## Records for processing
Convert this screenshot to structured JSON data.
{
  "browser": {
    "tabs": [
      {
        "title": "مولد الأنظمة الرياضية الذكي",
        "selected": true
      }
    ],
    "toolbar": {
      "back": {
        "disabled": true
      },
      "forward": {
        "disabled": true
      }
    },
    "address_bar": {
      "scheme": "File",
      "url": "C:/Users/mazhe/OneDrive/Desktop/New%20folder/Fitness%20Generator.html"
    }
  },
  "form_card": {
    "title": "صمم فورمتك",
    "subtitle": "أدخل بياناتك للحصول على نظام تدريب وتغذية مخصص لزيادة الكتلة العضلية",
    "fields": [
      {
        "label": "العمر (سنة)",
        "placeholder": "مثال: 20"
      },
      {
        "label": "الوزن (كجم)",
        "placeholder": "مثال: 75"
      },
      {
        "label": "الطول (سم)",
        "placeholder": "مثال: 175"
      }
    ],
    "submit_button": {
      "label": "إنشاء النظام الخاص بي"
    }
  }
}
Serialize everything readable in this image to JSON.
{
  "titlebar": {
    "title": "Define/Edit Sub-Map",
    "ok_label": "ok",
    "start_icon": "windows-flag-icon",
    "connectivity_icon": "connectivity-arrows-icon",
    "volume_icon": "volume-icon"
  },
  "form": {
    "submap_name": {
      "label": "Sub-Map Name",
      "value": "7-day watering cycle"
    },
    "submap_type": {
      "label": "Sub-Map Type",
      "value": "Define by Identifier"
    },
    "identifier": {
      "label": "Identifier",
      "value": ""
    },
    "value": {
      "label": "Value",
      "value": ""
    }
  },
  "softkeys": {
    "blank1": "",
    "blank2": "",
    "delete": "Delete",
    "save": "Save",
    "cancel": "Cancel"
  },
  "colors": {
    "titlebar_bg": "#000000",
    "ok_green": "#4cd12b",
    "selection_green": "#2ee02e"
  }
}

## Aim
Can you give every line above again, exactly as written?

## In response
Convert this screenshot to structured JSON data.
{
  "browser": {
    "tabs": [
      {
        "title": "مولد الأنظمة الرياضية الذكي",
        "selected": true
      }
    ],
    "toolbar": {
      "back": {
        "disabled": true
      },
      "forward": {
        "disabled": true
      }
    },
    "address_bar": {
      "scheme": "File",
      "url": "C:/Users/mazhe/OneDrive/Desktop/New%20folder/Fitness%20Generator.html"
    }
  },
  "form_card": {
    "title": "صمم فورمتك",
    "subtitle": "أدخل بياناتك للحصول على نظام تدريب وتغذية مخصص لزيادة الكتلة العضلية",
    "fields": [
      {
        "label": "العمر (سنة)",
        "placeholder": "مثال: 20"
      },
      {
        "label": "الوزن (كجم)",
        "placeholder": "مثال: 75"
      },
      {
        "label": "الطول (سم)",
        "placeholder": "مثال: 175"
      }
    ],
    "submit_button": {
      "label": "إنشاء النظام الخاص بي"
    }
  }
}
Serialize everything readable in this image to JSON.
{
  "titlebar": {
    "title": "Define/Edit Sub-Map",
    "ok_label": "ok",
    "start_icon": "windows-flag-icon",
    "connectivity_icon": "connectivity-arrows-icon",
    "volume_icon": "volume-icon"
  },
  "form": {
    "submap_name": {
      "label": "Sub-Map Name",
      "value": "7-day watering cycle"
    },
    "submap_type": {
      "label": "Sub-Map Type",
      "value": "Define by Identifier"
    },
    "identifier": {
      "label": "Identifier",
      "value": ""
    },
    "value": {
      "label": "Value",
      "value": ""
    }
  },
  "softkeys": {
    "blank1": "",
    "blank2": "",
    "delete": "Delete",
    "save": "Save",
    "cancel": "Cancel"
  },
  "colors": {
    "titlebar_bg": "#000000",
    "ok_green": "#4cd12b",
    "selection_green": "#2ee02e"
  }
}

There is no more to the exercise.